Give the count of lines holding the string "name" and nothing else.

RECORDS TO USE:
....................

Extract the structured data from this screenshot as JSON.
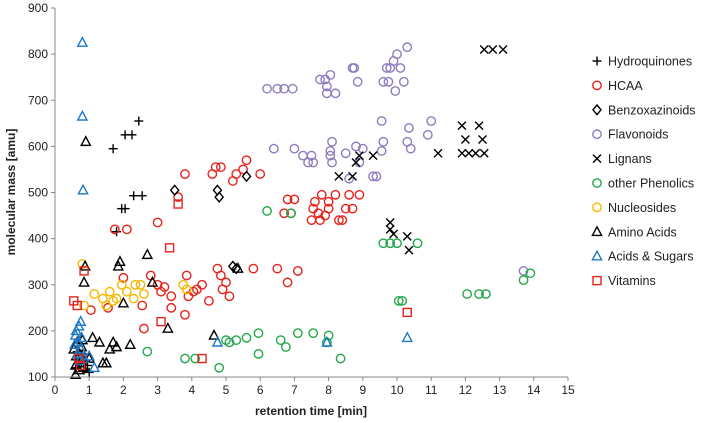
{
  "chart_data": {
    "type": "scatter",
    "title": "",
    "xlabel": "retention time [min]",
    "ylabel": "molecular mass [amu]",
    "xlim": [
      0,
      15
    ],
    "ylim": [
      100,
      900
    ],
    "xticks": [
      "0",
      "1",
      "2",
      "3",
      "4",
      "5",
      "6",
      "7",
      "8",
      "9",
      "10",
      "11",
      "12",
      "13",
      "14",
      "15"
    ],
    "yticks": [
      "100",
      "200",
      "300",
      "400",
      "500",
      "600",
      "700",
      "800",
      "900"
    ],
    "grid": false,
    "legend_position": "right",
    "series": [
      {
        "name": "Hydroquinones",
        "marker": "plus",
        "color": "#000000",
        "points": [
          [
            1.7,
            595
          ],
          [
            1.8,
            415
          ],
          [
            1.95,
            465
          ],
          [
            2.05,
            465
          ],
          [
            2.05,
            625
          ],
          [
            2.25,
            625
          ],
          [
            2.3,
            493
          ],
          [
            2.45,
            655
          ],
          [
            2.55,
            493
          ],
          [
            0.6,
            120
          ],
          [
            0.65,
            155
          ],
          [
            0.7,
            140
          ],
          [
            0.72,
            130
          ],
          [
            0.8,
            150
          ],
          [
            0.85,
            115
          ],
          [
            0.9,
            135
          ],
          [
            0.95,
            125
          ],
          [
            1.0,
            110
          ]
        ]
      },
      {
        "name": "HCAA",
        "marker": "circle",
        "color": "#e8221a",
        "points": [
          [
            1.05,
            245
          ],
          [
            1.55,
            250
          ],
          [
            1.75,
            420
          ],
          [
            2.1,
            420
          ],
          [
            2.0,
            315
          ],
          [
            2.55,
            255
          ],
          [
            2.6,
            205
          ],
          [
            2.8,
            320
          ],
          [
            3.0,
            300
          ],
          [
            3.0,
            435
          ],
          [
            3.1,
            285
          ],
          [
            3.2,
            295
          ],
          [
            3.4,
            250
          ],
          [
            3.4,
            275
          ],
          [
            3.6,
            490
          ],
          [
            3.8,
            540
          ],
          [
            3.8,
            235
          ],
          [
            3.85,
            320
          ],
          [
            3.9,
            275
          ],
          [
            4.05,
            285
          ],
          [
            4.15,
            290
          ],
          [
            4.3,
            300
          ],
          [
            4.5,
            265
          ],
          [
            4.6,
            540
          ],
          [
            4.7,
            555
          ],
          [
            4.75,
            335
          ],
          [
            4.85,
            555
          ],
          [
            4.85,
            320
          ],
          [
            4.9,
            290
          ],
          [
            5.0,
            305
          ],
          [
            5.1,
            275
          ],
          [
            5.2,
            525
          ],
          [
            5.3,
            540
          ],
          [
            5.5,
            550
          ],
          [
            5.6,
            570
          ],
          [
            5.8,
            335
          ],
          [
            6.0,
            540
          ],
          [
            6.5,
            335
          ],
          [
            6.7,
            455
          ],
          [
            6.8,
            305
          ],
          [
            6.8,
            485
          ],
          [
            6.9,
            455
          ],
          [
            7.0,
            485
          ],
          [
            7.1,
            330
          ],
          [
            7.5,
            440
          ],
          [
            7.55,
            465
          ],
          [
            7.6,
            480
          ],
          [
            7.7,
            455
          ],
          [
            7.75,
            440
          ],
          [
            7.8,
            495
          ],
          [
            7.9,
            450
          ],
          [
            8.0,
            465
          ],
          [
            8.0,
            480
          ],
          [
            8.2,
            495
          ],
          [
            8.3,
            440
          ],
          [
            8.4,
            440
          ],
          [
            8.5,
            465
          ],
          [
            8.6,
            495
          ],
          [
            8.7,
            465
          ],
          [
            8.9,
            495
          ]
        ]
      },
      {
        "name": "Benzoxazinoids",
        "marker": "diamond",
        "color": "#000000",
        "points": [
          [
            3.5,
            505
          ],
          [
            4.75,
            505
          ],
          [
            4.8,
            490
          ],
          [
            5.2,
            340
          ],
          [
            5.3,
            335
          ],
          [
            5.6,
            535
          ]
        ]
      },
      {
        "name": "Flavonoids",
        "marker": "circle",
        "color": "#8f7cbf",
        "points": [
          [
            6.2,
            725
          ],
          [
            6.4,
            595
          ],
          [
            6.5,
            725
          ],
          [
            6.7,
            725
          ],
          [
            6.95,
            725
          ],
          [
            7.0,
            595
          ],
          [
            7.25,
            580
          ],
          [
            7.4,
            565
          ],
          [
            7.5,
            580
          ],
          [
            7.55,
            565
          ],
          [
            7.75,
            745
          ],
          [
            7.9,
            745
          ],
          [
            7.95,
            730
          ],
          [
            7.95,
            715
          ],
          [
            8.05,
            755
          ],
          [
            8.05,
            590
          ],
          [
            8.05,
            580
          ],
          [
            8.1,
            610
          ],
          [
            8.1,
            565
          ],
          [
            8.2,
            715
          ],
          [
            8.5,
            585
          ],
          [
            8.6,
            530
          ],
          [
            8.7,
            770
          ],
          [
            8.75,
            770
          ],
          [
            8.8,
            600
          ],
          [
            8.85,
            740
          ],
          [
            8.9,
            565
          ],
          [
            9.0,
            595
          ],
          [
            9.3,
            535
          ],
          [
            9.4,
            535
          ],
          [
            9.55,
            590
          ],
          [
            9.55,
            655
          ],
          [
            9.6,
            610
          ],
          [
            9.6,
            740
          ],
          [
            9.7,
            770
          ],
          [
            9.75,
            740
          ],
          [
            9.8,
            770
          ],
          [
            9.9,
            785
          ],
          [
            9.95,
            720
          ],
          [
            10.0,
            800
          ],
          [
            10.1,
            770
          ],
          [
            10.2,
            740
          ],
          [
            10.3,
            815
          ],
          [
            10.3,
            610
          ],
          [
            10.35,
            640
          ],
          [
            10.4,
            595
          ],
          [
            10.9,
            625
          ],
          [
            11.0,
            655
          ],
          [
            13.7,
            330
          ]
        ]
      },
      {
        "name": "Lignans",
        "marker": "x",
        "color": "#000000",
        "points": [
          [
            8.3,
            535
          ],
          [
            8.7,
            535
          ],
          [
            8.8,
            565
          ],
          [
            8.9,
            580
          ],
          [
            9.3,
            580
          ],
          [
            9.8,
            420
          ],
          [
            9.8,
            435
          ],
          [
            9.9,
            410
          ],
          [
            10.3,
            405
          ],
          [
            10.35,
            375
          ],
          [
            11.2,
            585
          ],
          [
            11.9,
            645
          ],
          [
            11.9,
            585
          ],
          [
            12.0,
            615
          ],
          [
            12.1,
            585
          ],
          [
            12.3,
            585
          ],
          [
            12.4,
            645
          ],
          [
            12.5,
            615
          ],
          [
            12.55,
            585
          ],
          [
            12.55,
            810
          ],
          [
            12.8,
            810
          ],
          [
            13.1,
            810
          ]
        ]
      },
      {
        "name": "other Phenolics",
        "marker": "circle",
        "color": "#22a84a",
        "points": [
          [
            0.75,
            145
          ],
          [
            2.7,
            155
          ],
          [
            3.8,
            140
          ],
          [
            4.1,
            140
          ],
          [
            4.8,
            120
          ],
          [
            5.0,
            180
          ],
          [
            5.1,
            175
          ],
          [
            5.3,
            180
          ],
          [
            5.6,
            185
          ],
          [
            5.95,
            195
          ],
          [
            5.95,
            150
          ],
          [
            6.2,
            460
          ],
          [
            6.6,
            180
          ],
          [
            6.75,
            165
          ],
          [
            6.9,
            455
          ],
          [
            7.1,
            195
          ],
          [
            7.55,
            195
          ],
          [
            7.95,
            175
          ],
          [
            8.0,
            190
          ],
          [
            8.35,
            140
          ],
          [
            9.6,
            390
          ],
          [
            9.8,
            390
          ],
          [
            10.0,
            390
          ],
          [
            10.05,
            265
          ],
          [
            10.15,
            265
          ],
          [
            10.6,
            390
          ],
          [
            12.05,
            280
          ],
          [
            12.4,
            280
          ],
          [
            12.6,
            280
          ],
          [
            13.7,
            310
          ],
          [
            13.9,
            325
          ]
        ]
      },
      {
        "name": "Nucleosides",
        "marker": "circle",
        "color": "#f5b800",
        "points": [
          [
            0.8,
            345
          ],
          [
            0.85,
            255
          ],
          [
            1.15,
            280
          ],
          [
            1.4,
            270
          ],
          [
            1.5,
            255
          ],
          [
            1.6,
            285
          ],
          [
            1.7,
            265
          ],
          [
            1.8,
            270
          ],
          [
            1.95,
            300
          ],
          [
            2.1,
            285
          ],
          [
            2.3,
            270
          ],
          [
            2.35,
            300
          ],
          [
            2.5,
            300
          ],
          [
            2.6,
            280
          ],
          [
            3.75,
            300
          ],
          [
            3.85,
            290
          ]
        ]
      },
      {
        "name": "Amino Acids",
        "marker": "triangle",
        "color": "#000000",
        "points": [
          [
            0.55,
            160
          ],
          [
            0.6,
            105
          ],
          [
            0.6,
            125
          ],
          [
            0.62,
            145
          ],
          [
            0.65,
            175
          ],
          [
            0.7,
            115
          ],
          [
            0.72,
            150
          ],
          [
            0.75,
            130
          ],
          [
            0.78,
            165
          ],
          [
            0.8,
            180
          ],
          [
            0.82,
            120
          ],
          [
            0.85,
            305
          ],
          [
            0.88,
            340
          ],
          [
            0.9,
            610
          ],
          [
            1.0,
            140
          ],
          [
            1.1,
            185
          ],
          [
            1.3,
            175
          ],
          [
            1.4,
            130
          ],
          [
            1.5,
            130
          ],
          [
            1.6,
            160
          ],
          [
            1.7,
            175
          ],
          [
            1.8,
            165
          ],
          [
            1.85,
            340
          ],
          [
            1.9,
            350
          ],
          [
            2.0,
            260
          ],
          [
            2.2,
            170
          ],
          [
            2.7,
            365
          ],
          [
            2.85,
            305
          ],
          [
            3.3,
            205
          ],
          [
            4.65,
            190
          ],
          [
            5.35,
            335
          ]
        ]
      },
      {
        "name": "Acids & Sugars",
        "marker": "triangle",
        "color": "#1f78c8",
        "points": [
          [
            0.58,
            170
          ],
          [
            0.6,
            190
          ],
          [
            0.62,
            200
          ],
          [
            0.65,
            150
          ],
          [
            0.68,
            175
          ],
          [
            0.7,
            210
          ],
          [
            0.72,
            135
          ],
          [
            0.75,
            220
          ],
          [
            0.75,
            160
          ],
          [
            0.78,
            185
          ],
          [
            0.8,
            665
          ],
          [
            0.82,
            505
          ],
          [
            0.8,
            825
          ],
          [
            0.85,
            140
          ],
          [
            1.0,
            145
          ],
          [
            1.15,
            120
          ],
          [
            4.75,
            175
          ],
          [
            7.95,
            175
          ],
          [
            10.3,
            185
          ]
        ]
      },
      {
        "name": "Vitamins",
        "marker": "square",
        "color": "#e8221a",
        "points": [
          [
            0.55,
            265
          ],
          [
            0.65,
            255
          ],
          [
            0.7,
            140
          ],
          [
            0.75,
            125
          ],
          [
            0.85,
            330
          ],
          [
            3.1,
            220
          ],
          [
            3.35,
            380
          ],
          [
            3.6,
            475
          ],
          [
            4.3,
            140
          ],
          [
            10.3,
            240
          ]
        ]
      }
    ]
  }
}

....................

PROBLEM SOLUTION:
10